(Dataset records)
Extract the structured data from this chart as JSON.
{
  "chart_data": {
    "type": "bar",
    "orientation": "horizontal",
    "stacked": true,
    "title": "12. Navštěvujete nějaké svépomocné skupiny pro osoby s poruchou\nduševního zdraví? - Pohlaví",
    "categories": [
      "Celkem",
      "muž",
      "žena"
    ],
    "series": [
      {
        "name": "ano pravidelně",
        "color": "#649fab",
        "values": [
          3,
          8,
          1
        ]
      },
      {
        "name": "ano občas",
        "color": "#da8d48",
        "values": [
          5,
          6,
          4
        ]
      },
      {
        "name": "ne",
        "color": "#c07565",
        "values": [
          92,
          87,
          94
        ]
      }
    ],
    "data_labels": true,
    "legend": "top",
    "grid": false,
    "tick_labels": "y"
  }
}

The exercise:
Copy down the material exactly as written.

Answer below:
Extract the structured data from this chart as JSON.
{
  "chart_data": {
    "type": "bar",
    "orientation": "horizontal",
    "stacked": true,
    "title": "12. Navštěvujete nějaké svépomocné skupiny pro osoby s poruchou\nduševního zdraví? - Pohlaví",
    "categories": [
      "Celkem",
      "muž",
      "žena"
    ],
    "series": [
      {
        "name": "ano pravidelně",
        "color": "#649fab",
        "values": [
          3,
          8,
          1
        ]
      },
      {
        "name": "ano občas",
        "color": "#da8d48",
        "values": [
          5,
          6,
          4
        ]
      },
      {
        "name": "ne",
        "color": "#c07565",
        "values": [
          92,
          87,
          94
        ]
      }
    ],
    "data_labels": true,
    "legend": "top",
    "grid": false,
    "tick_labels": "y"
  }
}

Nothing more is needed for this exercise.